Exercise aim:
Pick out the lines below with "Regelung" and list them.
>> begin Data supplied
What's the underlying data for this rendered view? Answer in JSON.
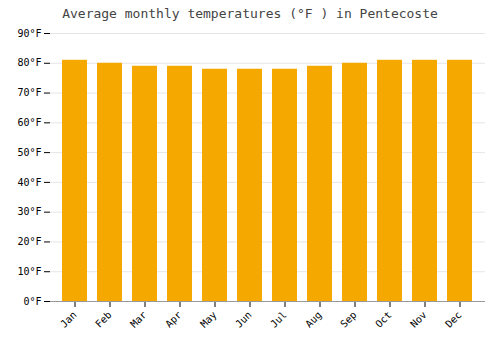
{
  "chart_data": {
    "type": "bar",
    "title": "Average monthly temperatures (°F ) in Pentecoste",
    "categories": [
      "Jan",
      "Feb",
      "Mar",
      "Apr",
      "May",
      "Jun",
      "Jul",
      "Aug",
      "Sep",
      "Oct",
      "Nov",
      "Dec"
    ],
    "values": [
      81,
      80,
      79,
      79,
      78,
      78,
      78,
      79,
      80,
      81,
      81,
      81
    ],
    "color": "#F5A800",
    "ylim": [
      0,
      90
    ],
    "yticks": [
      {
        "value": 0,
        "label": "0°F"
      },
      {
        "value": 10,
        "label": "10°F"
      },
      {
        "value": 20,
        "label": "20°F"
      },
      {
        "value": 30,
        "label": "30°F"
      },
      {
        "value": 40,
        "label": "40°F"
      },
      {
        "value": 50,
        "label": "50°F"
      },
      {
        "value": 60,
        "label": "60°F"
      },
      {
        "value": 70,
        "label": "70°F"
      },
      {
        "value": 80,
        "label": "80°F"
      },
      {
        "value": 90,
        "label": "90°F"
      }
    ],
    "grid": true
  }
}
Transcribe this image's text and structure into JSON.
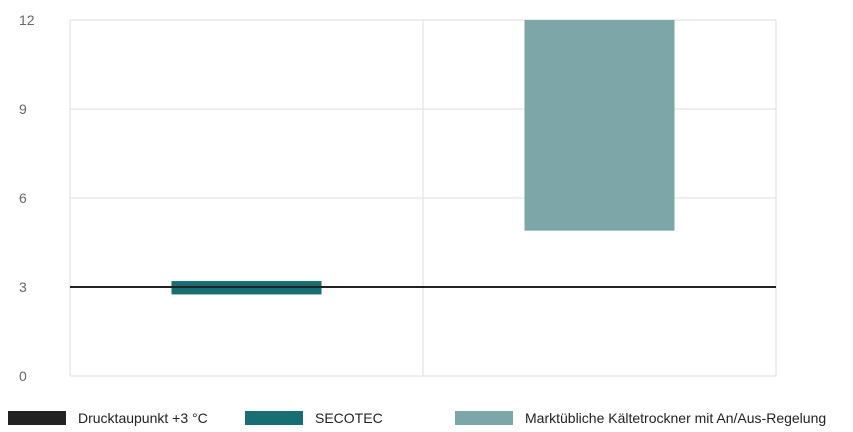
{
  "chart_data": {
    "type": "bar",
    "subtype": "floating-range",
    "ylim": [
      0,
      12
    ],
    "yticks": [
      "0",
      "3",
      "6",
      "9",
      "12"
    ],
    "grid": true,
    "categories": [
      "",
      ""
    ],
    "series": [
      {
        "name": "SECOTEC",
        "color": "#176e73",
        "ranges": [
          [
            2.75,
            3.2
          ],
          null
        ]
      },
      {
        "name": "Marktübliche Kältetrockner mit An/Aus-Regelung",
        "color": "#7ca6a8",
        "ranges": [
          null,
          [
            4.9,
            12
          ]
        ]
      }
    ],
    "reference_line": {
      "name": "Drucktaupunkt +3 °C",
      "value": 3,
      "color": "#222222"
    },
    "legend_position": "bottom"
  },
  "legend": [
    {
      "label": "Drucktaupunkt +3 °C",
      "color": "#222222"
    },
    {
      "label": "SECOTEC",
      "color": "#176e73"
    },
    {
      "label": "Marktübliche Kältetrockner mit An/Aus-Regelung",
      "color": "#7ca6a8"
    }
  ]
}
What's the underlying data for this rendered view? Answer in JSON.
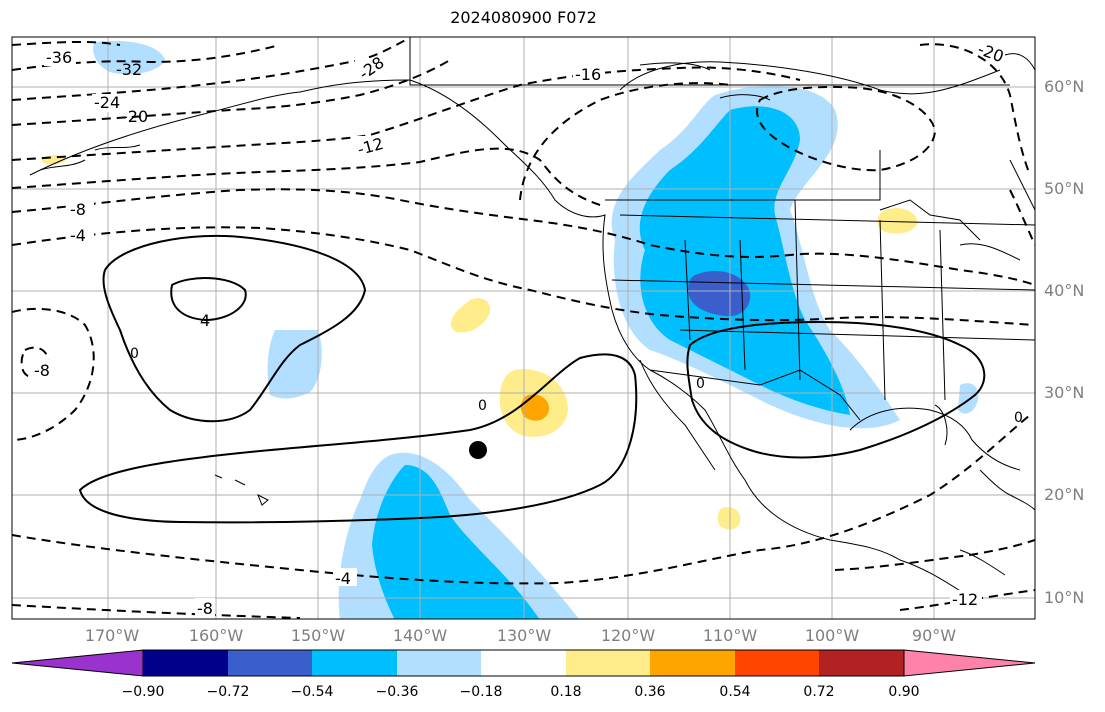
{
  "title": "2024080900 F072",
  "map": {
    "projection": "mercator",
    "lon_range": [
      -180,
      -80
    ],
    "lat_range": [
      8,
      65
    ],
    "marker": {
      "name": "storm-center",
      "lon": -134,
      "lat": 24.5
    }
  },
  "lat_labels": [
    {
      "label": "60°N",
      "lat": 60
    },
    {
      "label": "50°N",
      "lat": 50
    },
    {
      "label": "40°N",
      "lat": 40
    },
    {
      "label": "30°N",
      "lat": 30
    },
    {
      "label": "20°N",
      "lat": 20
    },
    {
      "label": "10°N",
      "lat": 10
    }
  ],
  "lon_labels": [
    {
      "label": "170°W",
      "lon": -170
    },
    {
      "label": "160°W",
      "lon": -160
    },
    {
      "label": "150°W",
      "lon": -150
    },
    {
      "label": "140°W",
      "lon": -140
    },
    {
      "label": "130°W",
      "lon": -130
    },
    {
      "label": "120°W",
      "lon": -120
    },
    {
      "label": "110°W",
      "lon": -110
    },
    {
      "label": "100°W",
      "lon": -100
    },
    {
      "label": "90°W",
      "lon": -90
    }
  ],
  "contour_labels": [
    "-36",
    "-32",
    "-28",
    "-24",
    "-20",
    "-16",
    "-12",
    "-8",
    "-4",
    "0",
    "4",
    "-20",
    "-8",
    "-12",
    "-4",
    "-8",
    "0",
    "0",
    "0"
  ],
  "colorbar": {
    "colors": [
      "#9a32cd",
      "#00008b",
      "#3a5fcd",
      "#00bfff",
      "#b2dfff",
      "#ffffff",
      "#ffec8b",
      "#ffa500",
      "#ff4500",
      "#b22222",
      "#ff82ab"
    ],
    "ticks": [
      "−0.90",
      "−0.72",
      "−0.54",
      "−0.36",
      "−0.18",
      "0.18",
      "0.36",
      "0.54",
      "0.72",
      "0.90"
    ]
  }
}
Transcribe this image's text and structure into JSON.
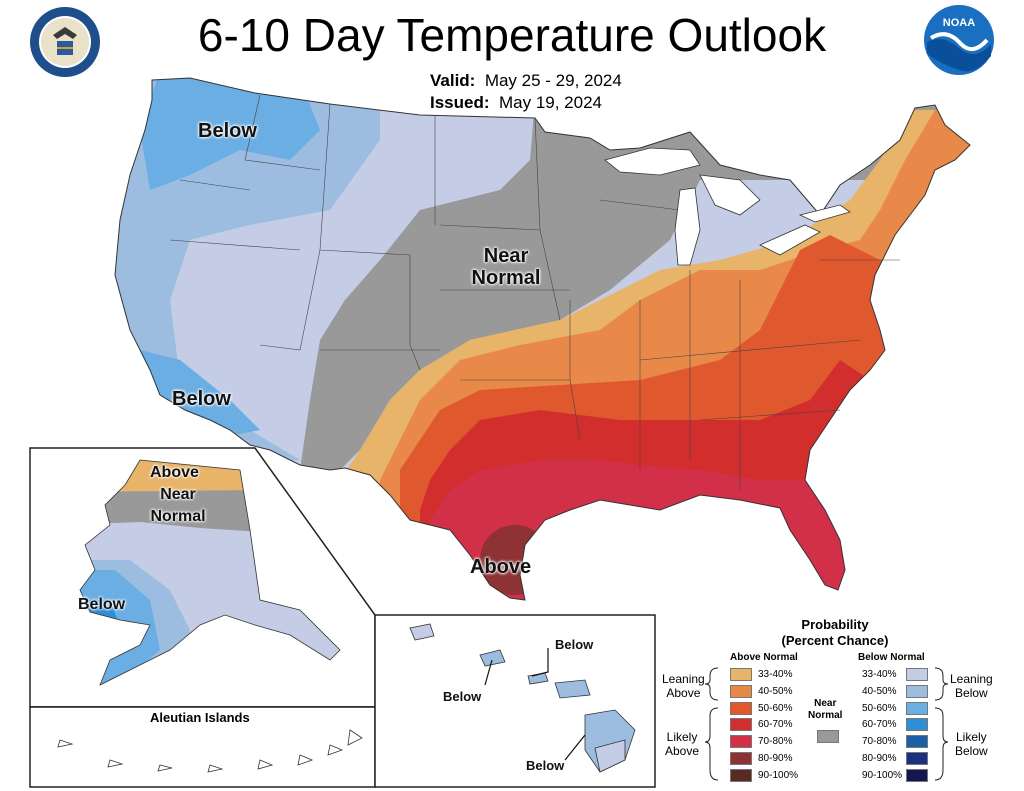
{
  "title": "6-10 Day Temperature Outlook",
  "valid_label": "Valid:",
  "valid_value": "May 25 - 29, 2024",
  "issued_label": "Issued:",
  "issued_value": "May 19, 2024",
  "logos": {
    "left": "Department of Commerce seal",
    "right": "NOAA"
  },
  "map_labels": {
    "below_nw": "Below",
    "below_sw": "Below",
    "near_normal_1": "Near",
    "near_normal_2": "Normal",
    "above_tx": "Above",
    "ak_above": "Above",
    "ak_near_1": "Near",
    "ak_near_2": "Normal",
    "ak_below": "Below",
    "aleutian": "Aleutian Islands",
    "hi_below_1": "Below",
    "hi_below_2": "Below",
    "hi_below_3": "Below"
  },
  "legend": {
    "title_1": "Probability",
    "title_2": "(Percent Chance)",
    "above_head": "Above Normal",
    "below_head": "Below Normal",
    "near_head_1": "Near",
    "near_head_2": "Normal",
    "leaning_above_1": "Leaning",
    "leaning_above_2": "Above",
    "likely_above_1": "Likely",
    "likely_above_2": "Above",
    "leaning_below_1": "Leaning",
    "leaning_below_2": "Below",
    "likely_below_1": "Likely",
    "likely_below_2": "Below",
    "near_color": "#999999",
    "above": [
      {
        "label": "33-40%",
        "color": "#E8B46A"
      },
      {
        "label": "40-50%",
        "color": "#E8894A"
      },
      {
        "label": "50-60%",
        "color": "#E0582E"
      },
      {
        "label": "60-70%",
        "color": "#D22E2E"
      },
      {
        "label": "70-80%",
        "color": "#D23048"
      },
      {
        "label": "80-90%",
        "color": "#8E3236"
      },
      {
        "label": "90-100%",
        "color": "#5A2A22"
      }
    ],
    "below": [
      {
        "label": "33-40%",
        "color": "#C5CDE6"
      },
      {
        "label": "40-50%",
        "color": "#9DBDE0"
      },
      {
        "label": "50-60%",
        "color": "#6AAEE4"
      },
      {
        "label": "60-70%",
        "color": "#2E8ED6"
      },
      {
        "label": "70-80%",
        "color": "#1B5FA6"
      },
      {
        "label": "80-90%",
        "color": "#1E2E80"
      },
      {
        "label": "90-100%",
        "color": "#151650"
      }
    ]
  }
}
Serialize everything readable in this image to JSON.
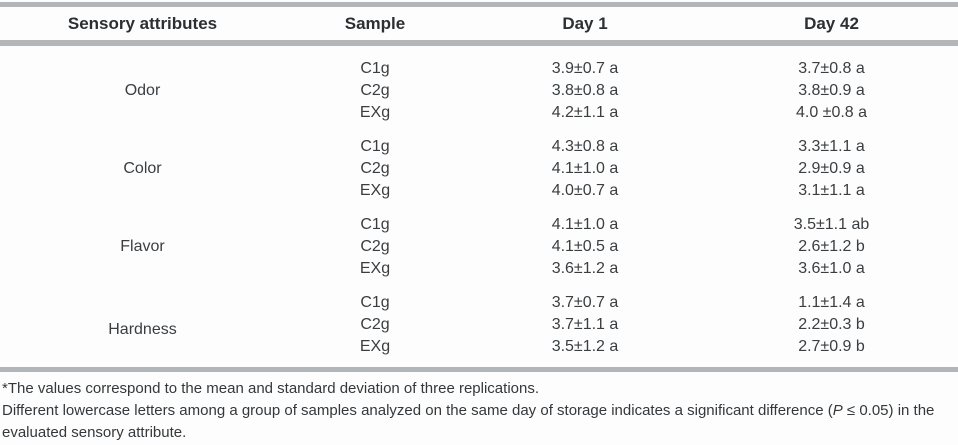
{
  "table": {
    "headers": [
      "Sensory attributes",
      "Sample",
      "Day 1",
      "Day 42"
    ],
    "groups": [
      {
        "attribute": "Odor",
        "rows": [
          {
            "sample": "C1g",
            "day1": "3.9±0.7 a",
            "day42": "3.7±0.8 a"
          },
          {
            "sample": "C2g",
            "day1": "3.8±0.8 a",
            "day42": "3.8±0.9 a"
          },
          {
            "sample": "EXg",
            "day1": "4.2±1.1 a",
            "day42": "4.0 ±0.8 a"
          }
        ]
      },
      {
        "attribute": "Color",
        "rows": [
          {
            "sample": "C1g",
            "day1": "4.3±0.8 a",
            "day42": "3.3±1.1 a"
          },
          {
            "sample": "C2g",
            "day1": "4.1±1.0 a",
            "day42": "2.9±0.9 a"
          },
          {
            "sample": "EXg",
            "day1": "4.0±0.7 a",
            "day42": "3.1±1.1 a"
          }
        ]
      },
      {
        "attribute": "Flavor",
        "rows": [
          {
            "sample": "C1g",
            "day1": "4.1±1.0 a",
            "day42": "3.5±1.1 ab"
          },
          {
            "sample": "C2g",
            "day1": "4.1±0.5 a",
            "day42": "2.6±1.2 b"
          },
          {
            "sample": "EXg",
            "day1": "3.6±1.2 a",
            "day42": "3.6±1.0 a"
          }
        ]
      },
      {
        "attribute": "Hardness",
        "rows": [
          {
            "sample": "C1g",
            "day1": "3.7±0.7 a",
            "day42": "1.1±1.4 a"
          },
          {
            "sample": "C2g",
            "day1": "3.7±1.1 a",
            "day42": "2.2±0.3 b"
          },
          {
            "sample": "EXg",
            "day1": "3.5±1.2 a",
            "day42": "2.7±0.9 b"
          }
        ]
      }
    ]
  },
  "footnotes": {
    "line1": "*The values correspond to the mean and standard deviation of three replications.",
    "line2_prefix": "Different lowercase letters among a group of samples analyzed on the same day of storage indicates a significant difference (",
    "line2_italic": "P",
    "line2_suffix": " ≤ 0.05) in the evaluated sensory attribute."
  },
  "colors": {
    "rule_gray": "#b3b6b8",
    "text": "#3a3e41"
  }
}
>> end Data supplied
Exercise solution:
        "name": "Marktübliche Kältetrockner mit An/Aus-Regelung",
      "label": "Marktübliche Kältetrockner mit An/Aus-Regelung",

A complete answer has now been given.